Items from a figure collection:
----------------------------------------

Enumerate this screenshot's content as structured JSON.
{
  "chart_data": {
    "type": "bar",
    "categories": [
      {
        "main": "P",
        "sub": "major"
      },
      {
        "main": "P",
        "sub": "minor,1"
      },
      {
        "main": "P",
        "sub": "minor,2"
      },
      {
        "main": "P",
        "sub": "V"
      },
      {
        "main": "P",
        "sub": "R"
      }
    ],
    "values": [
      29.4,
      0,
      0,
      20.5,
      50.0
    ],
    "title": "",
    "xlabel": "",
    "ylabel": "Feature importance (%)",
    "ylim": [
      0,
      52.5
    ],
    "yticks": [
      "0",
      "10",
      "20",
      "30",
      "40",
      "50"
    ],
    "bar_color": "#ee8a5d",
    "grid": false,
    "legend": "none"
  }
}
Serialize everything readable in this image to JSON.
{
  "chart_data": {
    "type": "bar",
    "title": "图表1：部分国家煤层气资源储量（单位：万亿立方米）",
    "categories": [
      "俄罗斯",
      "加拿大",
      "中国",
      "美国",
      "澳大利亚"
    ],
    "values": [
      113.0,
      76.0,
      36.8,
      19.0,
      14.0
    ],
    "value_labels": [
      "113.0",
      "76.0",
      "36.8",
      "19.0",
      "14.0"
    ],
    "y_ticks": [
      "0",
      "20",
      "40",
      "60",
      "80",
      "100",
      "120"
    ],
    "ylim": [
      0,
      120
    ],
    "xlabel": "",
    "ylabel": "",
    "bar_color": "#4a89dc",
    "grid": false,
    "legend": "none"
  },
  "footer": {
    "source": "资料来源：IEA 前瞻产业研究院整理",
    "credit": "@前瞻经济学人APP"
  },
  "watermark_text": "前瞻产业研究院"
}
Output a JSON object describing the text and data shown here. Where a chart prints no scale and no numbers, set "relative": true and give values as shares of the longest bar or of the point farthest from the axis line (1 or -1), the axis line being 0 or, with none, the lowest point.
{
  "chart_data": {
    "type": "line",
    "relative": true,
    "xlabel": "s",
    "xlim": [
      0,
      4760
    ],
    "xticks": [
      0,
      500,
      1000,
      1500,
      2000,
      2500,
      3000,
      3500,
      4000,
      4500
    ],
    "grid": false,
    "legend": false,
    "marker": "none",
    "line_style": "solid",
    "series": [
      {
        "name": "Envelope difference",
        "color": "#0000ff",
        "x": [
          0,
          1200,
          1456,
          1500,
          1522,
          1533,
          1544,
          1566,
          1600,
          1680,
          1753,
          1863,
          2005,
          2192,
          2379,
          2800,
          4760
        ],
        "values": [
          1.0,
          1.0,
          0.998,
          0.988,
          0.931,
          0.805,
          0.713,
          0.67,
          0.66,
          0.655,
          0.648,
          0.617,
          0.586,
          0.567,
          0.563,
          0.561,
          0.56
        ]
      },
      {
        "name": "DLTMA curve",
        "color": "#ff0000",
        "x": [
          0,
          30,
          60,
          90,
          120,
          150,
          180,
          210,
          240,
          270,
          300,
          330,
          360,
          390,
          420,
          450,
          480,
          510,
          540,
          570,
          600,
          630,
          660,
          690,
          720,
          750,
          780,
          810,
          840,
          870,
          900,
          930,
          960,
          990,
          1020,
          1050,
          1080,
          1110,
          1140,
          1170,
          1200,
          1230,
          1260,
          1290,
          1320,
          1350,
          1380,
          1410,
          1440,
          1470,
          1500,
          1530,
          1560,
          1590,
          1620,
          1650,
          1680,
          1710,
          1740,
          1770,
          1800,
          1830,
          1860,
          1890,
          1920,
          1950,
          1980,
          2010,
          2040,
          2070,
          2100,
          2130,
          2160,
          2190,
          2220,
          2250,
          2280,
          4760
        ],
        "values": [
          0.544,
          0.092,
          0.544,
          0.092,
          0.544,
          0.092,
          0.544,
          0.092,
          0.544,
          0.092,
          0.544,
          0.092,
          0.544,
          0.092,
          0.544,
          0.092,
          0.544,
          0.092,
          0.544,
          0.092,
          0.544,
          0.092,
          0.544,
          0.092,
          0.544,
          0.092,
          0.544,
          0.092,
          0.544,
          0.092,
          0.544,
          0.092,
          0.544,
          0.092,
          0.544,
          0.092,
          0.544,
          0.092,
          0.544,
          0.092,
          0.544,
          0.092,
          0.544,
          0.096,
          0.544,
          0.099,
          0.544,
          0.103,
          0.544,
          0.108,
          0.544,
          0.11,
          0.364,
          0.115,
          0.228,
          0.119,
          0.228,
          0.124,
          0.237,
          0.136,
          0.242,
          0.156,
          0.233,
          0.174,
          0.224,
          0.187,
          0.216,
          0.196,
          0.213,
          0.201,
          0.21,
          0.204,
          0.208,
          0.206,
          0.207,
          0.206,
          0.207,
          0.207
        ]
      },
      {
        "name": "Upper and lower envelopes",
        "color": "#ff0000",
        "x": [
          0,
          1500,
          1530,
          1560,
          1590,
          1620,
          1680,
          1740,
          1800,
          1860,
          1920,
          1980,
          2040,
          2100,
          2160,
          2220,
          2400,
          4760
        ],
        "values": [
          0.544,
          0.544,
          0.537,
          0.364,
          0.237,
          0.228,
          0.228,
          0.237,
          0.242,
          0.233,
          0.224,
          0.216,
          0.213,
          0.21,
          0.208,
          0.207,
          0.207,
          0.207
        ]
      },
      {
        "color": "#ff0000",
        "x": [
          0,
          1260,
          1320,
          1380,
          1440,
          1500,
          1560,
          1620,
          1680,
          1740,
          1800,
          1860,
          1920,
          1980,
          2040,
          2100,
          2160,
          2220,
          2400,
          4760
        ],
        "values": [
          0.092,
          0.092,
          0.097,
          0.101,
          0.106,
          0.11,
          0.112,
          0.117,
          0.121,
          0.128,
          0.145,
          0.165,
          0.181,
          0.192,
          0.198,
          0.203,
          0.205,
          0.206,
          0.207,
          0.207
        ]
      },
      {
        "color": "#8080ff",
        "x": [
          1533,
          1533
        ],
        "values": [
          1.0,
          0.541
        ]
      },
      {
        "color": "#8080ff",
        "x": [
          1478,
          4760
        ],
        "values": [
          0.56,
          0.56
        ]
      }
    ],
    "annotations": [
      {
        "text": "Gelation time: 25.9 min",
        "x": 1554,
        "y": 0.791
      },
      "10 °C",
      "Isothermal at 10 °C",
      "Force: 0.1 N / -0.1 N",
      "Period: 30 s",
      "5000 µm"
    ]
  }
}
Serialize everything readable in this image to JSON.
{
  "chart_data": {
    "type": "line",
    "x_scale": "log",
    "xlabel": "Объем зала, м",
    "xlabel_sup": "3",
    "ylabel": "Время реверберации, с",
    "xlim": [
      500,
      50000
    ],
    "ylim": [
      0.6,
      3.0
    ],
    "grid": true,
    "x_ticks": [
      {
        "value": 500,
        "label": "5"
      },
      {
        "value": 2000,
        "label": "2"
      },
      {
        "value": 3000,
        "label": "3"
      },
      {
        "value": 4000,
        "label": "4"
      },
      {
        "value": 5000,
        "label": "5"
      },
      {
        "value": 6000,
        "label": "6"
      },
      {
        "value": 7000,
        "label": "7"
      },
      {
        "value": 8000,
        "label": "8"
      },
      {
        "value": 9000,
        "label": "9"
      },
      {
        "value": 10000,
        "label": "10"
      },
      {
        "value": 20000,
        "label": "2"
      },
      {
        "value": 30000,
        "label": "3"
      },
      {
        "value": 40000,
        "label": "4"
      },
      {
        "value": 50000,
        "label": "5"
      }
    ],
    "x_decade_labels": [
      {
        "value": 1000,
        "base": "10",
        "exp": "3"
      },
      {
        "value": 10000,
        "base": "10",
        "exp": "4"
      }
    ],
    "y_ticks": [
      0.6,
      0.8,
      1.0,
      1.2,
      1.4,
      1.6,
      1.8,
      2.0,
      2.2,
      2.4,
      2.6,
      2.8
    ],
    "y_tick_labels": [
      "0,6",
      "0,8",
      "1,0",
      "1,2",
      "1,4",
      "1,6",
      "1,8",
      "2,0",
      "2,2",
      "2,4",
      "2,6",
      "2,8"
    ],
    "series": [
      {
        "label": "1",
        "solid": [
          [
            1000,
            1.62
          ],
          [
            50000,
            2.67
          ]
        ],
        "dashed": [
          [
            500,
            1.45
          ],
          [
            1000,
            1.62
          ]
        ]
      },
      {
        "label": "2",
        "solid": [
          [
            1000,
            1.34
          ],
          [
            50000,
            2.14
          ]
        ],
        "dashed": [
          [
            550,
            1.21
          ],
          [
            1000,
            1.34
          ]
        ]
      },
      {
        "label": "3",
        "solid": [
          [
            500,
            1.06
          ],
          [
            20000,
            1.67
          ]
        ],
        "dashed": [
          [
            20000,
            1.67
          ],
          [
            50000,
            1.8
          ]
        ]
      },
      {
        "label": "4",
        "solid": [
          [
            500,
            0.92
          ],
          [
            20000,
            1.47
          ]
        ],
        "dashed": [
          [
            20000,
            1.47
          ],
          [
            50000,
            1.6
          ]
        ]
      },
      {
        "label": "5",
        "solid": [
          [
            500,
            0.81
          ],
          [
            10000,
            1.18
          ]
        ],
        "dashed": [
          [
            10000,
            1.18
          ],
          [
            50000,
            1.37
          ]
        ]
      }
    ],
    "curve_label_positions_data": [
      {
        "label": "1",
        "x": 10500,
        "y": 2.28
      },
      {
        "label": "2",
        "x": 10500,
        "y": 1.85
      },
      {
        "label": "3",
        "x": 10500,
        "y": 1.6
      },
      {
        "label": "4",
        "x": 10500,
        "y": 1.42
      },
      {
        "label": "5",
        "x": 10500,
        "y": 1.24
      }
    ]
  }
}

----------------------------------------

Given task =
Gather every line from the entries above where the word "name" appears, and copy them.

Output of the exercise =
        "name": "Envelope difference",
        "name": "DLTMA curve",
        "name": "Upper and lower envelopes",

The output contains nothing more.